PROBLEM DESCRIPTION »
Repeat each entry as written and leave the images out of the copy.

DATASET ENTRIES »
□ □ □ □

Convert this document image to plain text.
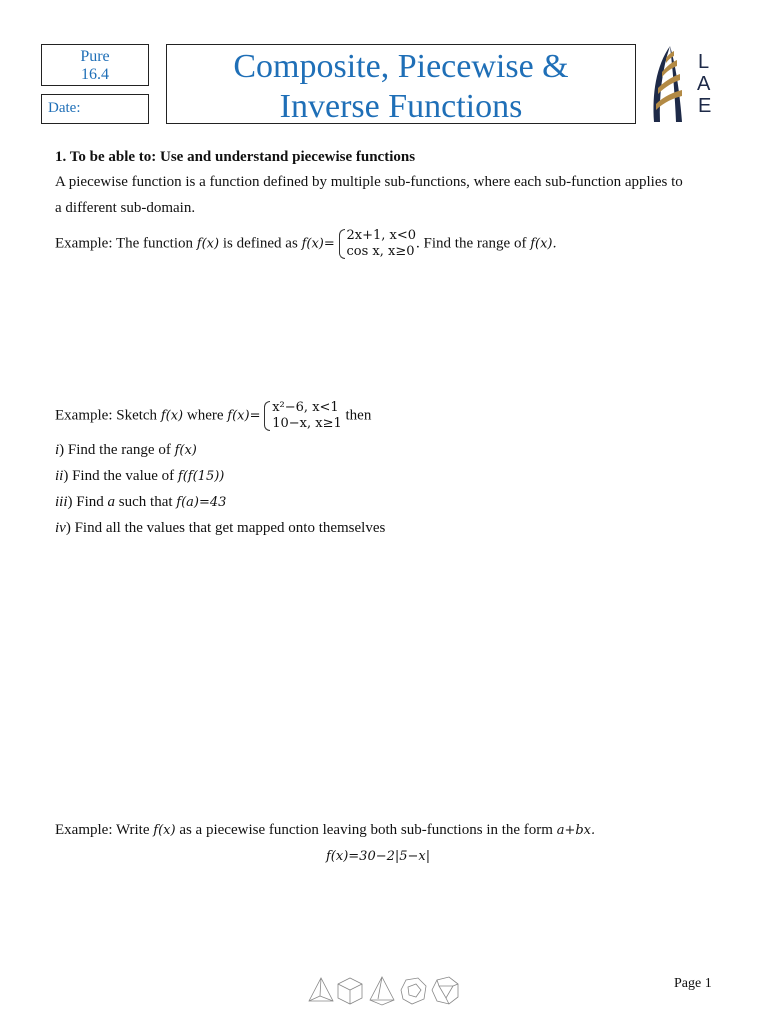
Pure
16.4
Date:
Composite, Piecewise &
Inverse Functions
L
A
E
1. To be able to: Use and understand piecewise functions
A piecewise function is a function defined by multiple sub-functions, where each sub-function applies to
a different sub-domain.
Example: The function f(x) is defined as f(x)=
2x+1, x<0
cos x, x≥0
. Find the range of f(x).
Example: Sketch f(x) where f(x)=
x²−6, x<1
10−x, x≥1
then
i) Find the range of f(x)
ii) Find the value of f(f(15))
iii) Find a such that f(a)=43
iv) Find all the values that get mapped onto themselves
Example: Write f(x) as a piecewise function leaving both sub-functions in the form a+bx.
f(x)=30−2|5−x|
Page 1
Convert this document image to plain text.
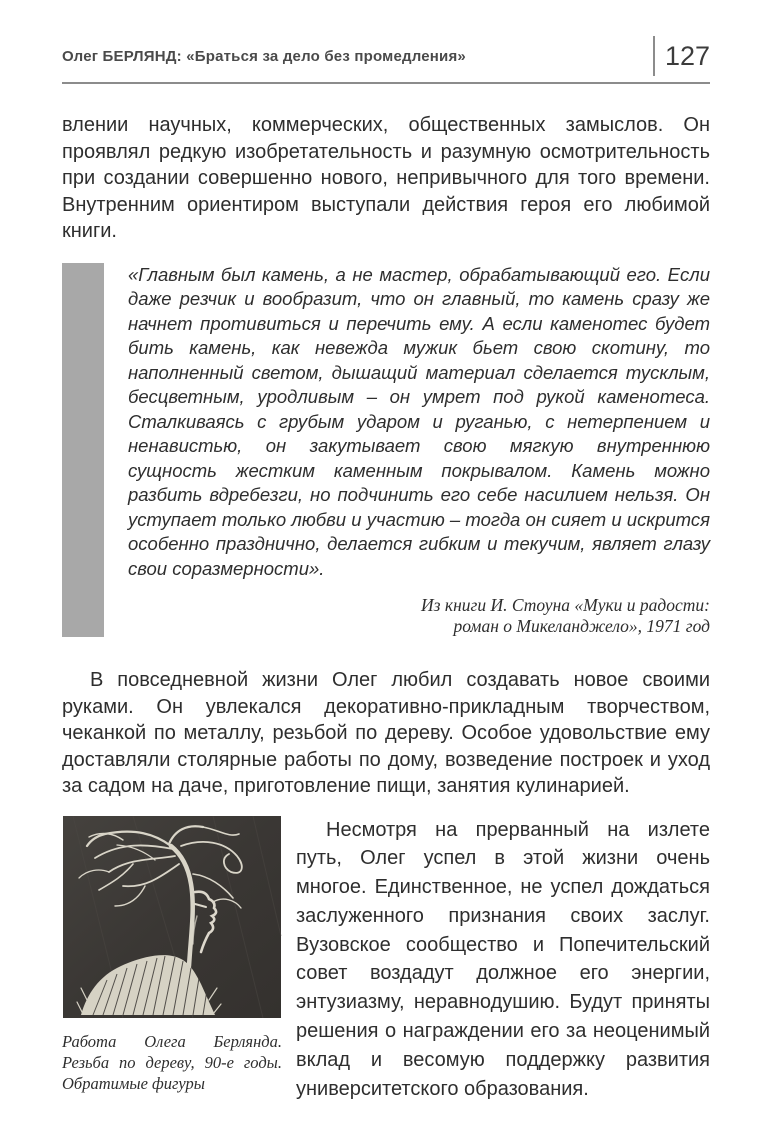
Олег БЕРЛЯНД: «Браться за дело без промедления»	127

влении научных, коммерческих, общественных замыслов. Он проявлял редкую изобретательность и разумную осмотрительность при создании совершенно нового, непривычного для того времени. Внутренним ориентиром выступали действия героя его любимой книги.

«Главным был камень, а не мастер, обрабатывающий его. Если даже резчик и вообразит, что он главный, то камень сразу же начнет противиться и перечить ему. А если каменотес будет бить камень, как невежда мужик бьет свою скотину, то наполненный светом, дышащий материал сделается тусклым, бесцветным, уродливым – он умрет под рукой каменотеса. Сталкиваясь с грубым ударом и руганью, с нетерпением и ненавистью, он закутывает свою мягкую внутреннюю сущность жестким каменным покрывалом. Камень можно разбить вдребезги, но подчинить его себе насилием нельзя. Он уступает только любви и участию – тогда он сияет и искрится особенно празднично, делается гибким и текучим, являет глазу свои соразмерности».

Из книги И. Стоуна «Муки и радости:
роман о Микеланджело», 1971 год

В повседневной жизни Олег любил создавать новое своими руками. Он увлекался декоративно-прикладным творчеством, чеканкой по металлу, резьбой по дереву. Особое удовольствие ему доставляли столярные работы по дому, возведение построек и уход за садом на даче, приготовление пищи, занятия кулинарией.

Работа Олега Берлянда.
Резьба по дереву, 90-е годы.
Обратимые фигуры

Несмотря на прерванный на излете путь, Олег успел в этой жизни очень многое. Единственное, не успел дождаться заслуженного признания своих заслуг. Вузовское сообщество и Попечительский совет воздадут должное его энергии, энтузиазму, неравнодушию. Будут приняты решения о награждении его за неоценимый вклад и весомую поддержку развития университетского образования.
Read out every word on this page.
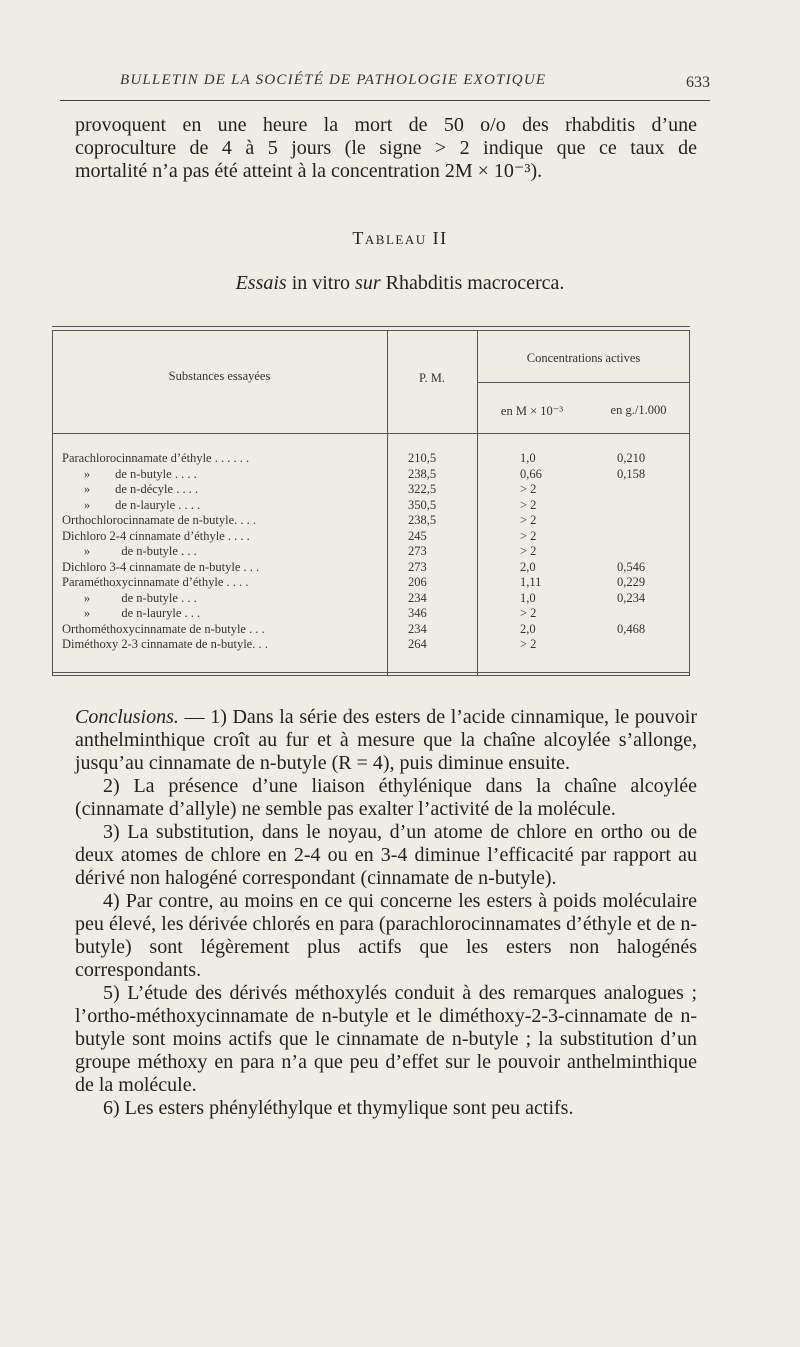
BULLETIN DE LA SOCIÉTÉ DE PATHOLOGIE EXOTIQUE	633
provoquent en une heure la mort de 50 o/o des rhabditis d’une
coproculture de 4 à 5 jours (le signe > 2 indique que ce taux de
mortalité n’a pas été atteint à la concentration 2M × 10⁻³).
Tableau II
Essais in vitro sur Rhabditis macrocerca.
Substances essayées	P. M.
Concentrations actives
en M × 10⁻³	en g./1.000
Parachlorocinnamate d’éthyle . . . . . .	210,5	1,0	0,210
»        de n-butyle . . . .	238,5	0,66	0,158
»        de n-décyle . . . .	322,5	> 2
»        de n-lauryle . . . .	350,5	> 2
Orthochlorocinnamate de n-butyle. . . .	238,5	> 2
Dichloro 2-4 cinnamate d’éthyle . . . .	245	> 2
»          de n-butyle . . .	273	> 2
Dichloro 3-4 cinnamate de n-butyle . . .	273	2,0	0,546
Paraméthoxycinnamate d’éthyle . . . .	206	1,11	0,229
»          de n-butyle . . .	234	1,0	0,234
»          de n-lauryle . . .	346	> 2
Orthométhoxycinnamate de n-butyle . . .	234	2,0	0,468
Diméthoxy 2-3 cinnamate de n-butyle. . .	264	> 2

Conclusions. — 1) Dans la série des esters de l’acide cinnamique, le pouvoir anthelminthique croît au fur et à mesure que la chaîne alcoylée s’allonge, jusqu’au cinnamate de n-butyle (R = 4), puis diminue ensuite.

2) La présence d’une liaison éthylénique dans la chaîne alcoylée (cinnamate d’allyle) ne semble pas exalter l’activité de la molécule.

3) La substitution, dans le noyau, d’un atome de chlore en ortho ou de deux atomes de chlore en 2-4 ou en 3-4 diminue l’efficacité par rapport au dérivé non halogéné correspondant (cinnamate de n-butyle).

4) Par contre, au moins en ce qui concerne les esters à poids moléculaire peu élevé, les dérivée chlorés en para (parachlorocinnamates d’éthyle et de n-butyle) sont légèrement plus actifs que les esters non halogénés correspondants.

5) L’étude des dérivés méthoxylés conduit à des remarques analogues ; l’ortho-méthoxycinnamate de n-butyle et le diméthoxy-2-3-cinnamate de n-butyle sont moins actifs que le cinnamate de n-butyle ; la substitution d’un groupe méthoxy en para n’a que peu d’effet sur le pouvoir anthelminthique de la molécule.

6) Les esters phényléthylque et thymylique sont peu actifs.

□ □ □ □

THE OUTPUT »
Convert this document image to plain text.
Pure
16.4
Date:
Composite, Piecewise &
Inverse Functions
L
A
E
1. To be able to: Use and understand piecewise functions
A piecewise function is a function defined by multiple sub-functions, where each sub-function applies to
a different sub-domain.
Example: The function f(x) is defined as f(x)=
2x+1, x<0
cos x, x≥0
. Find the range of f(x).
Example: Sketch f(x) where f(x)=
x²−6, x<1
10−x, x≥1
then
i) Find the range of f(x)
ii) Find the value of f(f(15))
iii) Find a such that f(a)=43
iv) Find all the values that get mapped onto themselves
Example: Write f(x) as a piecewise function leaving both sub-functions in the form a+bx.
f(x)=30−2|5−x|
Page 1
Convert this document image to plain text.
Олег БЕРЛЯНД: «Браться за дело без промедления»	127

влении научных, коммерческих, общественных замыслов. Он проявлял редкую изобретательность и разумную осмотрительность при создании совершенно нового, непривычного для того времени. Внутренним ориентиром выступали действия героя его любимой книги.

«Главным был камень, а не мастер, обрабатывающий его. Если даже резчик и вообразит, что он главный, то камень сразу же начнет противиться и перечить ему. А если каменотес будет бить камень, как невежда мужик бьет свою скотину, то наполненный светом, дышащий материал сделается тусклым, бесцветным, уродливым – он умрет под рукой каменотеса. Сталкиваясь с грубым ударом и руганью, с нетерпением и ненавистью, он закутывает свою мягкую внутреннюю сущность жестким каменным покрывалом. Камень можно разбить вдребезги, но подчинить его себе насилием нельзя. Он уступает только любви и участию – тогда он сияет и искрится особенно празднично, делается гибким и текучим, являет глазу свои соразмерности».

Из книги И. Стоуна «Муки и радости:
роман о Микеланджело», 1971 год

В повседневной жизни Олег любил создавать новое своими руками. Он увлекался декоративно-прикладным творчеством, чеканкой по металлу, резьбой по дереву. Особое удовольствие ему доставляли столярные работы по дому, возведение построек и уход за садом на даче, приготовление пищи, занятия кулинарией.

Работа Олега Берлянда.
Резьба по дереву, 90-е годы.
Обратимые фигуры

Несмотря на прерванный на излете путь, Олег успел в этой жизни очень многое. Единственное, не успел дождаться заслуженного признания своих заслуг. Вузовское сообщество и Попечительский совет воздадут должное его энергии, энтузиазму, неравнодушию. Будут приняты решения о награждении его за неоценимый вклад и весомую поддержку развития университетского образования.
Read out every word on this page.
BULLETIN DE LA SOCIÉTÉ DE PATHOLOGIE EXOTIQUE	633
provoquent en une heure la mort de 50 o/o des rhabditis d’une
coproculture de 4 à 5 jours (le signe > 2 indique que ce taux de
mortalité n’a pas été atteint à la concentration 2M × 10⁻³).
Tableau II
Essais in vitro sur Rhabditis macrocerca.
Substances essayées	P. M.
Concentrations actives
en M × 10⁻³	en g./1.000
Parachlorocinnamate d’éthyle . . . . . .	210,5	1,0	0,210
»        de n-butyle . . . .	238,5	0,66	0,158
»        de n-décyle . . . .	322,5	> 2
»        de n-lauryle . . . .	350,5	> 2
Orthochlorocinnamate de n-butyle. . . .	238,5	> 2
Dichloro 2-4 cinnamate d’éthyle . . . .	245	> 2
»          de n-butyle . . .	273	> 2
Dichloro 3-4 cinnamate de n-butyle . . .	273	2,0	0,546
Paraméthoxycinnamate d’éthyle . . . .	206	1,11	0,229
»          de n-butyle . . .	234	1,0	0,234
»          de n-lauryle . . .	346	> 2
Orthométhoxycinnamate de n-butyle . . .	234	2,0	0,468
Diméthoxy 2-3 cinnamate de n-butyle. . .	264	> 2

Conclusions. — 1) Dans la série des esters de l’acide cinnamique, le pouvoir anthelminthique croît au fur et à mesure que la chaîne alcoylée s’allonge, jusqu’au cinnamate de n-butyle (R = 4), puis diminue ensuite.

2) La présence d’une liaison éthylénique dans la chaîne alcoylée (cinnamate d’allyle) ne semble pas exalter l’activité de la molécule.

3) La substitution, dans le noyau, d’un atome de chlore en ortho ou de deux atomes de chlore en 2-4 ou en 3-4 diminue l’efficacité par rapport au dérivé non halogéné correspondant (cinnamate de n-butyle).

4) Par contre, au moins en ce qui concerne les esters à poids moléculaire peu élevé, les dérivée chlorés en para (parachlorocinnamates d’éthyle et de n-butyle) sont légèrement plus actifs que les esters non halogénés correspondants.

5) L’étude des dérivés méthoxylés conduit à des remarques analogues ; l’ortho-méthoxycinnamate de n-butyle et le diméthoxy-2-3-cinnamate de n-butyle sont moins actifs que le cinnamate de n-butyle ; la substitution d’un groupe méthoxy en para n’a que peu d’effet sur le pouvoir anthelminthique de la molécule.

6) Les esters phényléthylque et thymylique sont peu actifs.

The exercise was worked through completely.